Put each line in the records below, from the line with "legend-label: Right Direction" to the line with "data-label: 52% xyxy=(917,564,953,577)", into a JSON list of strings, one string per line and no blank lines.

=====

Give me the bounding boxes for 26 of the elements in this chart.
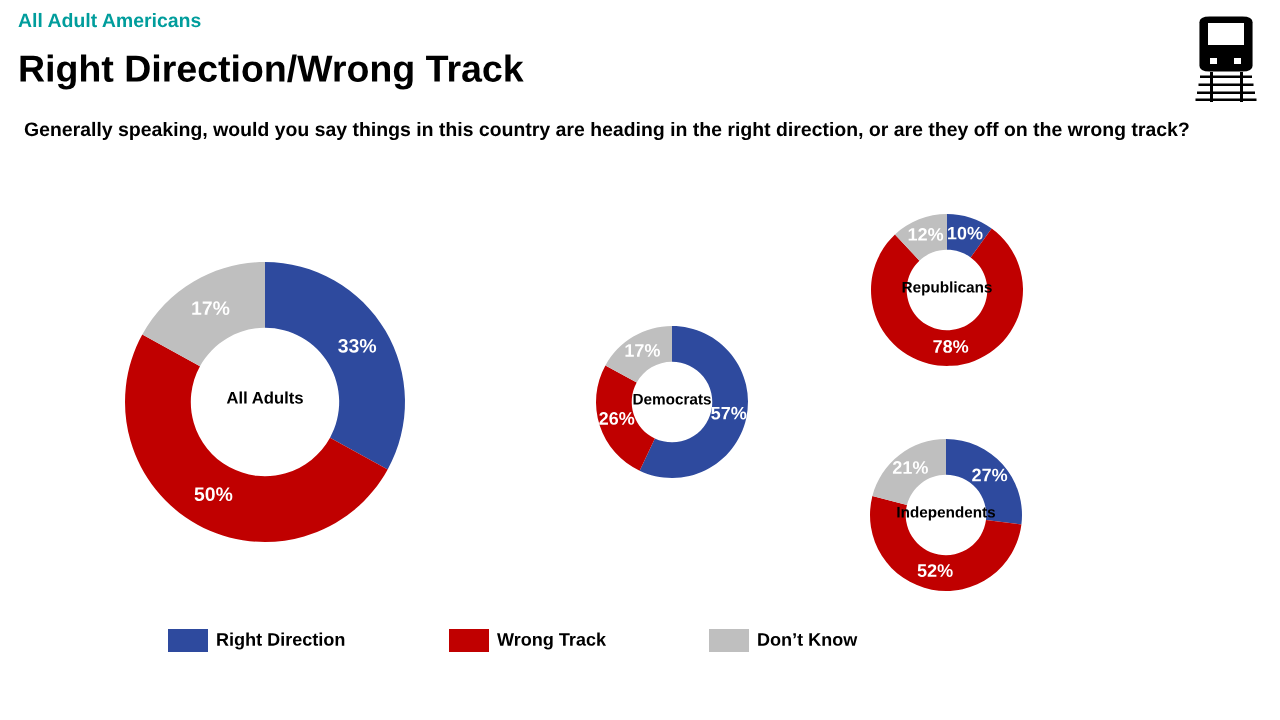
legend-label: Right Direction xyxy=(217,632,345,650)
data-label: 26% xyxy=(599,412,635,425)
data-label: 27% xyxy=(972,468,1008,482)
data-label: 21% xyxy=(892,461,928,474)
legend-label: Don’t Know xyxy=(758,633,858,646)
donut-slice xyxy=(871,228,1023,366)
text: Democrats xyxy=(633,393,711,405)
text: All Adults xyxy=(226,391,303,404)
data-label: 17% xyxy=(625,344,660,357)
data-label: 17% xyxy=(192,301,230,315)
text: All Adult Americans xyxy=(18,12,201,28)
data-label: 12% xyxy=(908,228,944,241)
data-label: 52% xyxy=(917,564,953,577)
legend-label: Wrong Track xyxy=(497,632,607,650)
donut-slice xyxy=(125,334,388,542)
data-label: 50% xyxy=(194,487,233,502)
donut-slice xyxy=(870,496,1022,591)
donut-slice xyxy=(605,326,672,383)
data-label: 78% xyxy=(933,340,969,353)
text: Generally speaking, would you say things in this country are heading in the right direction, or are they off on the wrong track? xyxy=(24,121,1189,141)
donut-slice xyxy=(872,439,946,505)
data-label: 33% xyxy=(338,338,377,353)
data-label: 10% xyxy=(948,226,983,240)
text: Right Direction/Wrong Track xyxy=(20,54,524,90)
data-label: 57% xyxy=(711,406,747,420)
donut-slice xyxy=(142,262,265,367)
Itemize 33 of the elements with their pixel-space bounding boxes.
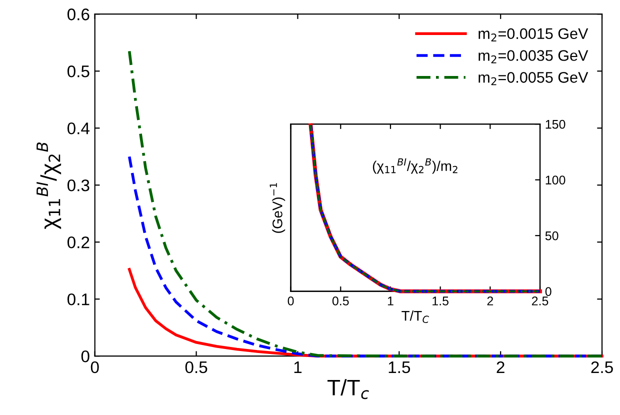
y-tick-label: 0 <box>81 350 90 362</box>
y-tick-label: 0.6 <box>67 8 90 20</box>
line-series <box>128 50 604 358</box>
y-tick-label: 0.2 <box>67 236 90 248</box>
y-axis-title: χ$_{11}$$^{BI}$/χ$_{2}$$^{B}$ <box>36 142 62 230</box>
y-axis-title: (GeV)$^{−1}$ <box>270 183 286 233</box>
x-tick-label: 2 <box>496 361 504 374</box>
legend-label: m$_{2}$=0.0015 GeV <box>478 28 588 42</box>
y-tick-label: 0.4 <box>67 122 90 134</box>
x-tick-label: 1.5 <box>388 362 410 374</box>
x-tick-label: 2.5 <box>591 361 613 374</box>
x-tick-label: 1.5 <box>432 296 448 306</box>
y2-tick-label: 150 <box>546 120 566 129</box>
x-tick-label: 1 <box>388 296 394 306</box>
x-tick-label: 2 <box>487 296 494 306</box>
y-tick-label: 0.3 <box>67 179 90 192</box>
y-tick-label: 0.1 <box>67 293 90 306</box>
x-tick-label: 2.5 <box>532 296 548 306</box>
line-series <box>128 155 604 358</box>
y2-tick-label: 100 <box>546 176 566 184</box>
legend-label: m$_{2}$=0.0035 GeV <box>478 50 588 64</box>
legend-label: m$_{2}$=0.0055 GeV <box>478 72 588 86</box>
y2-tick-label: 0 <box>545 287 552 296</box>
x-axis-title: T/T$_{C}$ <box>402 310 430 324</box>
y-tick-label: 0.5 <box>67 66 90 78</box>
y2-tick-label: 50 <box>545 231 558 240</box>
x-tick-label: 0.5 <box>185 361 208 374</box>
x-tick-label: 0 <box>90 361 99 374</box>
x-tick-label: 0 <box>288 296 294 306</box>
annotation: (χ$_{11}$$^{BI}$/χ$_{2}$$^{B}$)/m$_{2}$ <box>372 158 458 174</box>
x-tick-label: 0.5 <box>332 296 349 306</box>
x-tick-label: 1 <box>294 362 302 374</box>
x-axis-title: T/T$_{c}$ <box>327 379 369 400</box>
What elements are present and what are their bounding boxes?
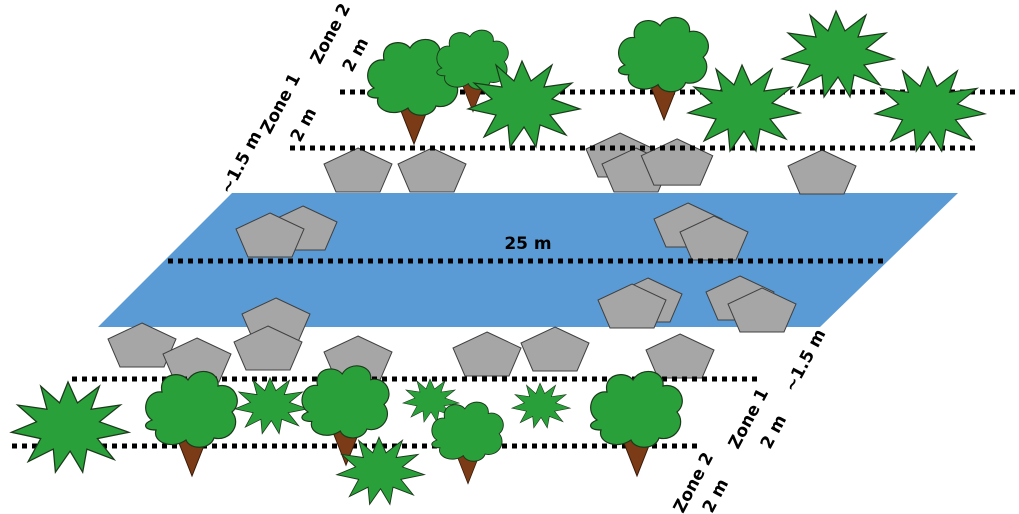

=====

▸ **OUTPUT**
[
  "legend-label: Right Direction xyxy=(217,632,345,650)",
  "data-label: 26% xyxy=(599,412,635,425)",
  "data-label: 27% xyxy=(972,468,1008,482)",
  "data-label: 21% xyxy=(892,461,928,474)",
  "legend-label: Don’t Know xyxy=(758,633,858,646)",
  "donut-slice xyxy=(871,228,1023,366)",
  "text: Democrats xyxy=(633,393,711,405)",
  "text: All Adults xyxy=(226,391,303,404)",
  "data-label: 17% xyxy=(625,344,660,357)",
  "data-label: 17% xyxy=(192,301,230,315)",
  "text: All Adult Americans xyxy=(18,12,201,28)",
  "data-label: 12% xyxy=(908,228,944,241)",
  "data-label: 52% xyxy=(917,564,953,577)"
]